Stored items from a collection
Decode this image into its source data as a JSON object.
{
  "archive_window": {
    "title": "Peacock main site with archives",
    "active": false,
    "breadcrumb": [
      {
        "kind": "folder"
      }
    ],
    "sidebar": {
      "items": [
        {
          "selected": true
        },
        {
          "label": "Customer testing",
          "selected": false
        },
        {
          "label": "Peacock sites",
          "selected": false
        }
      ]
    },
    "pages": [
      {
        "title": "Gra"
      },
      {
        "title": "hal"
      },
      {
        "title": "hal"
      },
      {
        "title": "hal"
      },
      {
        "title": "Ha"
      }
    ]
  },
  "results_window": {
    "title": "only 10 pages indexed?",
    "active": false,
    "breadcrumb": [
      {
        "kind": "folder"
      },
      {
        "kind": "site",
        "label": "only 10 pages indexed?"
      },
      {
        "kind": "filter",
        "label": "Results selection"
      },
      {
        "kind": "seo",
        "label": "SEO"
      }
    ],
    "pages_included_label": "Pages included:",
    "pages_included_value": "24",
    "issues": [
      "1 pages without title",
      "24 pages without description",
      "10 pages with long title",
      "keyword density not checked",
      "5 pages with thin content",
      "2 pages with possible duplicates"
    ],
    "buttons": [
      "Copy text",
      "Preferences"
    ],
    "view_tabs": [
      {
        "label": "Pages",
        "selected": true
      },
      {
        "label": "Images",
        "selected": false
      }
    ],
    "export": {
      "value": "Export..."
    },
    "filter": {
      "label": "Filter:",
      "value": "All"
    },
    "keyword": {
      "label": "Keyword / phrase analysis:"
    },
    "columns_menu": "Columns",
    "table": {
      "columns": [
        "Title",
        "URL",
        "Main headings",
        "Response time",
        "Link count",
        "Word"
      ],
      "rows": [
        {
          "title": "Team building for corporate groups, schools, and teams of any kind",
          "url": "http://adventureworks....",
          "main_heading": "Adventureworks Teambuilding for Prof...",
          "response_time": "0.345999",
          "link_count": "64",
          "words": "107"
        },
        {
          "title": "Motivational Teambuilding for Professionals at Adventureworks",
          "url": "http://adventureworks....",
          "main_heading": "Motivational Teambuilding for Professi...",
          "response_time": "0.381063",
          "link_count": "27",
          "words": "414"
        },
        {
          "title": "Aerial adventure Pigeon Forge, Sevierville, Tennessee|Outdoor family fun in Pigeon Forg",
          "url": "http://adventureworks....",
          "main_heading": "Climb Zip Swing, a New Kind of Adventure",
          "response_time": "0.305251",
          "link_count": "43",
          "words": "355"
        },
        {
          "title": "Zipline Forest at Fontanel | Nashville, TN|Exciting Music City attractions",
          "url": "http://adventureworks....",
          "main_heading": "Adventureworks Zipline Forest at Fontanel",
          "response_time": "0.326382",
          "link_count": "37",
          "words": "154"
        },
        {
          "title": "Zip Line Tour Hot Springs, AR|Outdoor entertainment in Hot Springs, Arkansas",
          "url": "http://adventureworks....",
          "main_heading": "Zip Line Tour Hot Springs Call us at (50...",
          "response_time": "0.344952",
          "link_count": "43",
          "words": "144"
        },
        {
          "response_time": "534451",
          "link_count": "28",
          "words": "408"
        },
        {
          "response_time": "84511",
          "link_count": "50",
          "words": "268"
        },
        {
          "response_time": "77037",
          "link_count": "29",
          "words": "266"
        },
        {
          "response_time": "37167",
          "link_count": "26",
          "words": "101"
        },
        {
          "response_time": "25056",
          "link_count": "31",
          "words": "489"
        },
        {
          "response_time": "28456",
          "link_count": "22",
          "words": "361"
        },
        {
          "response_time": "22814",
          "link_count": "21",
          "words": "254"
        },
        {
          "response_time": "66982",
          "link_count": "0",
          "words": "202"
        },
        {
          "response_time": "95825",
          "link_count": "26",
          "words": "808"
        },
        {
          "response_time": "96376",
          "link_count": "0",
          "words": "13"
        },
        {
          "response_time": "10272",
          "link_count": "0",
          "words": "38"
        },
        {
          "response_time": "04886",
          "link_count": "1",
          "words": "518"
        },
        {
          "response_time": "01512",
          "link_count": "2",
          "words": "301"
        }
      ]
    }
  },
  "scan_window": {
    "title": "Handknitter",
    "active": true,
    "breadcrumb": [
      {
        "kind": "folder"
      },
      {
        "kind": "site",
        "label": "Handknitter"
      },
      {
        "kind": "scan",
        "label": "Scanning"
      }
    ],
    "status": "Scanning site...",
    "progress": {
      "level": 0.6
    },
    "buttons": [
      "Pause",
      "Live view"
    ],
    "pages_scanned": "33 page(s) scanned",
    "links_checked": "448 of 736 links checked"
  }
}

* Challenge: Exact copies of all the records are required.

* Reply:
Decode this image into its source data as a JSON object.
{
  "archive_window": {
    "title": "Peacock main site with archives",
    "active": false,
    "breadcrumb": [
      {
        "kind": "folder"
      }
    ],
    "sidebar": {
      "items": [
        {
          "selected": true
        },
        {
          "label": "Customer testing",
          "selected": false
        },
        {
          "label": "Peacock sites",
          "selected": false
        }
      ]
    },
    "pages": [
      {
        "title": "Gra"
      },
      {
        "title": "hal"
      },
      {
        "title": "hal"
      },
      {
        "title": "hal"
      },
      {
        "title": "Ha"
      }
    ]
  },
  "results_window": {
    "title": "only 10 pages indexed?",
    "active": false,
    "breadcrumb": [
      {
        "kind": "folder"
      },
      {
        "kind": "site",
        "label": "only 10 pages indexed?"
      },
      {
        "kind": "filter",
        "label": "Results selection"
      },
      {
        "kind": "seo",
        "label": "SEO"
      }
    ],
    "pages_included_label": "Pages included:",
    "pages_included_value": "24",
    "issues": [
      "1 pages without title",
      "24 pages without description",
      "10 pages with long title",
      "keyword density not checked",
      "5 pages with thin content",
      "2 pages with possible duplicates"
    ],
    "buttons": [
      "Copy text",
      "Preferences"
    ],
    "view_tabs": [
      {
        "label": "Pages",
        "selected": true
      },
      {
        "label": "Images",
        "selected": false
      }
    ],
    "export": {
      "value": "Export..."
    },
    "filter": {
      "label": "Filter:",
      "value": "All"
    },
    "keyword": {
      "label": "Keyword / phrase analysis:"
    },
    "columns_menu": "Columns",
    "table": {
      "columns": [
        "Title",
        "URL",
        "Main headings",
        "Response time",
        "Link count",
        "Word"
      ],
      "rows": [
        {
          "title": "Team building for corporate groups, schools, and teams of any kind",
          "url": "http://adventureworks....",
          "main_heading": "Adventureworks Teambuilding for Prof...",
          "response_time": "0.345999",
          "link_count": "64",
          "words": "107"
        },
        {
          "title": "Motivational Teambuilding for Professionals at Adventureworks",
          "url": "http://adventureworks....",
          "main_heading": "Motivational Teambuilding for Professi...",
          "response_time": "0.381063",
          "link_count": "27",
          "words": "414"
        },
        {
          "title": "Aerial adventure Pigeon Forge, Sevierville, Tennessee|Outdoor family fun in Pigeon Forg",
          "url": "http://adventureworks....",
          "main_heading": "Climb Zip Swing, a New Kind of Adventure",
          "response_time": "0.305251",
          "link_count": "43",
          "words": "355"
        },
        {
          "title": "Zipline Forest at Fontanel | Nashville, TN|Exciting Music City attractions",
          "url": "http://adventureworks....",
          "main_heading": "Adventureworks Zipline Forest at Fontanel",
          "response_time": "0.326382",
          "link_count": "37",
          "words": "154"
        },
        {
          "title": "Zip Line Tour Hot Springs, AR|Outdoor entertainment in Hot Springs, Arkansas",
          "url": "http://adventureworks....",
          "main_heading": "Zip Line Tour Hot Springs Call us at (50...",
          "response_time": "0.344952",
          "link_count": "43",
          "words": "144"
        },
        {
          "response_time": "534451",
          "link_count": "28",
          "words": "408"
        },
        {
          "response_time": "84511",
          "link_count": "50",
          "words": "268"
        },
        {
          "response_time": "77037",
          "link_count": "29",
          "words": "266"
        },
        {
          "response_time": "37167",
          "link_count": "26",
          "words": "101"
        },
        {
          "response_time": "25056",
          "link_count": "31",
          "words": "489"
        },
        {
          "response_time": "28456",
          "link_count": "22",
          "words": "361"
        },
        {
          "response_time": "22814",
          "link_count": "21",
          "words": "254"
        },
        {
          "response_time": "66982",
          "link_count": "0",
          "words": "202"
        },
        {
          "response_time": "95825",
          "link_count": "26",
          "words": "808"
        },
        {
          "response_time": "96376",
          "link_count": "0",
          "words": "13"
        },
        {
          "response_time": "10272",
          "link_count": "0",
          "words": "38"
        },
        {
          "response_time": "04886",
          "link_count": "1",
          "words": "518"
        },
        {
          "response_time": "01512",
          "link_count": "2",
          "words": "301"
        }
      ]
    }
  },
  "scan_window": {
    "title": "Handknitter",
    "active": true,
    "breadcrumb": [
      {
        "kind": "folder"
      },
      {
        "kind": "site",
        "label": "Handknitter"
      },
      {
        "kind": "scan",
        "label": "Scanning"
      }
    ],
    "status": "Scanning site...",
    "progress": {
      "level": 0.6
    },
    "buttons": [
      "Pause",
      "Live view"
    ],
    "pages_scanned": "33 page(s) scanned",
    "links_checked": "448 of 736 links checked"
  }
}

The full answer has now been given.